Stored records:
--------------------------------

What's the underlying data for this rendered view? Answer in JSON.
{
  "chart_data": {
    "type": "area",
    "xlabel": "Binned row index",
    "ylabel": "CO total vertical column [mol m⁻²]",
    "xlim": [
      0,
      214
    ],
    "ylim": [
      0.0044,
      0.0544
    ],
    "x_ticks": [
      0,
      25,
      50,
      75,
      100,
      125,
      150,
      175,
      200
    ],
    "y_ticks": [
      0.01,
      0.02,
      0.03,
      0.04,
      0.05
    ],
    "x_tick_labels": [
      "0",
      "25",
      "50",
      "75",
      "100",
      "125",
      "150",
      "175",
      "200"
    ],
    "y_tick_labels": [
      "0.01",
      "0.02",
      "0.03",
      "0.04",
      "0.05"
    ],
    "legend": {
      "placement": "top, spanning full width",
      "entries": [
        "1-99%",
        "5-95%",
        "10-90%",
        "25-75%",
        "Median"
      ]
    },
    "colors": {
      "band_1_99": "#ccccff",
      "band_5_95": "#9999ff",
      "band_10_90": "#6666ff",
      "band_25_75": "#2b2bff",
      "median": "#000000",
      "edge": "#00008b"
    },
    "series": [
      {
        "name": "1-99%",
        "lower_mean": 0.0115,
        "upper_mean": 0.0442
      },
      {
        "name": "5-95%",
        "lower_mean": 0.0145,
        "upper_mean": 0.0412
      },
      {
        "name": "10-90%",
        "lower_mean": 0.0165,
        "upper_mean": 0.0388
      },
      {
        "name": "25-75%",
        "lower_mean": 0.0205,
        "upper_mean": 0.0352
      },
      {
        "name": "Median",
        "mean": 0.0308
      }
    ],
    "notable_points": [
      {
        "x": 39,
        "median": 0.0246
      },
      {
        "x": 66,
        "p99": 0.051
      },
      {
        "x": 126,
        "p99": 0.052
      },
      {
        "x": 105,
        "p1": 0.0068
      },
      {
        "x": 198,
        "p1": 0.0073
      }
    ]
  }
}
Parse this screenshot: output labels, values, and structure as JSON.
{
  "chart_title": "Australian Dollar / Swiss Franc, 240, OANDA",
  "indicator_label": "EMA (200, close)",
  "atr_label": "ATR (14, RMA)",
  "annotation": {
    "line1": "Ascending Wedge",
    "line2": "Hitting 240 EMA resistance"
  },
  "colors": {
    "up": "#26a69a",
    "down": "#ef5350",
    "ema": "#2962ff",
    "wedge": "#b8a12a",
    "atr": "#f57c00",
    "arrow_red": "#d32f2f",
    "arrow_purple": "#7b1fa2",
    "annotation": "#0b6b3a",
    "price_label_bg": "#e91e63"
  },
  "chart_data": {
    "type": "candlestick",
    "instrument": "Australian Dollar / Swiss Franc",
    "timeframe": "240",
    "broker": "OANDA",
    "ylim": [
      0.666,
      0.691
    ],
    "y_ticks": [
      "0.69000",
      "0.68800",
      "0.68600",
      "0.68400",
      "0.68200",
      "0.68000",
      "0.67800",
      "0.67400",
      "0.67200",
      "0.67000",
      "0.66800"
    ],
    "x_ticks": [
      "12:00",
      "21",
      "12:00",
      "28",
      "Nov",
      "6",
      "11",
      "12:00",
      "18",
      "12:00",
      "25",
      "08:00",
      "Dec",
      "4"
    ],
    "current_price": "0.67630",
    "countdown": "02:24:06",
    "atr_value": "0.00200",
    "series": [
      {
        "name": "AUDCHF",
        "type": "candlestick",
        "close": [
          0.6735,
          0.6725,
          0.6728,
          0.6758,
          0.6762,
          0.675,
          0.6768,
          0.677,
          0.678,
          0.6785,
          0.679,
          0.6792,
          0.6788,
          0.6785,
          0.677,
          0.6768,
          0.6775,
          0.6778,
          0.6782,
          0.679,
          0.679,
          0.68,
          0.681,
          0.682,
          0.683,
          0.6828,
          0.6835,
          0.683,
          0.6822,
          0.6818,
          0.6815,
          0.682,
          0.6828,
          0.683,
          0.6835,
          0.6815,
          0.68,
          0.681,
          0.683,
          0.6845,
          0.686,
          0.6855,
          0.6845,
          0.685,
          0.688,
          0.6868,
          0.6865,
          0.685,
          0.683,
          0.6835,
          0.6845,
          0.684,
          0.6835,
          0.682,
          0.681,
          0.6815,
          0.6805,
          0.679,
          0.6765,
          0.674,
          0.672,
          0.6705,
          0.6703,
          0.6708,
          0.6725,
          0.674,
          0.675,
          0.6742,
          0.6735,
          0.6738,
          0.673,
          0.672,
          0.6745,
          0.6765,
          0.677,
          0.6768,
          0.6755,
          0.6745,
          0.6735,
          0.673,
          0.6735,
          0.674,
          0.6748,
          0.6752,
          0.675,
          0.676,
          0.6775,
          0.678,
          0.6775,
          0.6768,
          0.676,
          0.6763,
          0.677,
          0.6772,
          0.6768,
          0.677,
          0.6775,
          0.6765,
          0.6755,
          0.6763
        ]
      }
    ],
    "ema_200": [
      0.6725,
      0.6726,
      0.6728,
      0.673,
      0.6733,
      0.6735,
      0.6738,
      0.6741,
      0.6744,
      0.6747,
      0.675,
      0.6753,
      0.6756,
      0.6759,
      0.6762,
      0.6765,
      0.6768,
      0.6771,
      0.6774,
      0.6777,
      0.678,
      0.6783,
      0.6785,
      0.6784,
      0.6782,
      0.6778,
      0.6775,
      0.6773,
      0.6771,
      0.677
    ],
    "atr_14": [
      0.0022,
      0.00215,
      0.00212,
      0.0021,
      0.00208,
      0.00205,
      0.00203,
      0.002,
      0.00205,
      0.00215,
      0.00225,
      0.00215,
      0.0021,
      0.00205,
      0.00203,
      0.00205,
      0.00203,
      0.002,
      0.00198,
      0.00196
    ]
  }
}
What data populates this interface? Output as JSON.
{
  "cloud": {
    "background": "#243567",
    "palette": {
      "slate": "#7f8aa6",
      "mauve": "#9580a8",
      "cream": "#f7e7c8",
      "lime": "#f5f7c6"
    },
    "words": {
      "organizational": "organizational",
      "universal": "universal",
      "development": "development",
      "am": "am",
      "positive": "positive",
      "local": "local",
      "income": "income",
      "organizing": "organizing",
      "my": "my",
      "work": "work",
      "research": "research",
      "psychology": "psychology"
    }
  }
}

--------------------------------

■ Problem statement
Restate the data above word for word.

■ Full response
What's the underlying data for this rendered view? Answer in JSON.
{
  "chart_data": {
    "type": "area",
    "xlabel": "Binned row index",
    "ylabel": "CO total vertical column [mol m⁻²]",
    "xlim": [
      0,
      214
    ],
    "ylim": [
      0.0044,
      0.0544
    ],
    "x_ticks": [
      0,
      25,
      50,
      75,
      100,
      125,
      150,
      175,
      200
    ],
    "y_ticks": [
      0.01,
      0.02,
      0.03,
      0.04,
      0.05
    ],
    "x_tick_labels": [
      "0",
      "25",
      "50",
      "75",
      "100",
      "125",
      "150",
      "175",
      "200"
    ],
    "y_tick_labels": [
      "0.01",
      "0.02",
      "0.03",
      "0.04",
      "0.05"
    ],
    "legend": {
      "placement": "top, spanning full width",
      "entries": [
        "1-99%",
        "5-95%",
        "10-90%",
        "25-75%",
        "Median"
      ]
    },
    "colors": {
      "band_1_99": "#ccccff",
      "band_5_95": "#9999ff",
      "band_10_90": "#6666ff",
      "band_25_75": "#2b2bff",
      "median": "#000000",
      "edge": "#00008b"
    },
    "series": [
      {
        "name": "1-99%",
        "lower_mean": 0.0115,
        "upper_mean": 0.0442
      },
      {
        "name": "5-95%",
        "lower_mean": 0.0145,
        "upper_mean": 0.0412
      },
      {
        "name": "10-90%",
        "lower_mean": 0.0165,
        "upper_mean": 0.0388
      },
      {
        "name": "25-75%",
        "lower_mean": 0.0205,
        "upper_mean": 0.0352
      },
      {
        "name": "Median",
        "mean": 0.0308
      }
    ],
    "notable_points": [
      {
        "x": 39,
        "median": 0.0246
      },
      {
        "x": 66,
        "p99": 0.051
      },
      {
        "x": 126,
        "p99": 0.052
      },
      {
        "x": 105,
        "p1": 0.0068
      },
      {
        "x": 198,
        "p1": 0.0073
      }
    ]
  }
}
Parse this screenshot: output labels, values, and structure as JSON.
{
  "chart_title": "Australian Dollar / Swiss Franc, 240, OANDA",
  "indicator_label": "EMA (200, close)",
  "atr_label": "ATR (14, RMA)",
  "annotation": {
    "line1": "Ascending Wedge",
    "line2": "Hitting 240 EMA resistance"
  },
  "colors": {
    "up": "#26a69a",
    "down": "#ef5350",
    "ema": "#2962ff",
    "wedge": "#b8a12a",
    "atr": "#f57c00",
    "arrow_red": "#d32f2f",
    "arrow_purple": "#7b1fa2",
    "annotation": "#0b6b3a",
    "price_label_bg": "#e91e63"
  },
  "chart_data": {
    "type": "candlestick",
    "instrument": "Australian Dollar / Swiss Franc",
    "timeframe": "240",
    "broker": "OANDA",
    "ylim": [
      0.666,
      0.691
    ],
    "y_ticks": [
      "0.69000",
      "0.68800",
      "0.68600",
      "0.68400",
      "0.68200",
      "0.68000",
      "0.67800",
      "0.67400",
      "0.67200",
      "0.67000",
      "0.66800"
    ],
    "x_ticks": [
      "12:00",
      "21",
      "12:00",
      "28",
      "Nov",
      "6",
      "11",
      "12:00",
      "18",
      "12:00",
      "25",
      "08:00",
      "Dec",
      "4"
    ],
    "current_price": "0.67630",
    "countdown": "02:24:06",
    "atr_value": "0.00200",
    "series": [
      {
        "name": "AUDCHF",
        "type": "candlestick",
        "close": [
          0.6735,
          0.6725,
          0.6728,
          0.6758,
          0.6762,
          0.675,
          0.6768,
          0.677,
          0.678,
          0.6785,
          0.679,
          0.6792,
          0.6788,
          0.6785,
          0.677,
          0.6768,
          0.6775,
          0.6778,
          0.6782,
          0.679,
          0.679,
          0.68,
          0.681,
          0.682,
          0.683,
          0.6828,
          0.6835,
          0.683,
          0.6822,
          0.6818,
          0.6815,
          0.682,
          0.6828,
          0.683,
          0.6835,
          0.6815,
          0.68,
          0.681,
          0.683,
          0.6845,
          0.686,
          0.6855,
          0.6845,
          0.685,
          0.688,
          0.6868,
          0.6865,
          0.685,
          0.683,
          0.6835,
          0.6845,
          0.684,
          0.6835,
          0.682,
          0.681,
          0.6815,
          0.6805,
          0.679,
          0.6765,
          0.674,
          0.672,
          0.6705,
          0.6703,
          0.6708,
          0.6725,
          0.674,
          0.675,
          0.6742,
          0.6735,
          0.6738,
          0.673,
          0.672,
          0.6745,
          0.6765,
          0.677,
          0.6768,
          0.6755,
          0.6745,
          0.6735,
          0.673,
          0.6735,
          0.674,
          0.6748,
          0.6752,
          0.675,
          0.676,
          0.6775,
          0.678,
          0.6775,
          0.6768,
          0.676,
          0.6763,
          0.677,
          0.6772,
          0.6768,
          0.677,
          0.6775,
          0.6765,
          0.6755,
          0.6763
        ]
      }
    ],
    "ema_200": [
      0.6725,
      0.6726,
      0.6728,
      0.673,
      0.6733,
      0.6735,
      0.6738,
      0.6741,
      0.6744,
      0.6747,
      0.675,
      0.6753,
      0.6756,
      0.6759,
      0.6762,
      0.6765,
      0.6768,
      0.6771,
      0.6774,
      0.6777,
      0.678,
      0.6783,
      0.6785,
      0.6784,
      0.6782,
      0.6778,
      0.6775,
      0.6773,
      0.6771,
      0.677
    ],
    "atr_14": [
      0.0022,
      0.00215,
      0.00212,
      0.0021,
      0.00208,
      0.00205,
      0.00203,
      0.002,
      0.00205,
      0.00215,
      0.00225,
      0.00215,
      0.0021,
      0.00205,
      0.00203,
      0.00205,
      0.00203,
      0.002,
      0.00198,
      0.00196
    ]
  }
}
What data populates this interface? Output as JSON.
{
  "cloud": {
    "background": "#243567",
    "palette": {
      "slate": "#7f8aa6",
      "mauve": "#9580a8",
      "cream": "#f7e7c8",
      "lime": "#f5f7c6"
    },
    "words": {
      "organizational": "organizational",
      "universal": "universal",
      "development": "development",
      "am": "am",
      "positive": "positive",
      "local": "local",
      "income": "income",
      "organizing": "organizing",
      "my": "my",
      "work": "work",
      "research": "research",
      "psychology": "psychology"
    }
  }
}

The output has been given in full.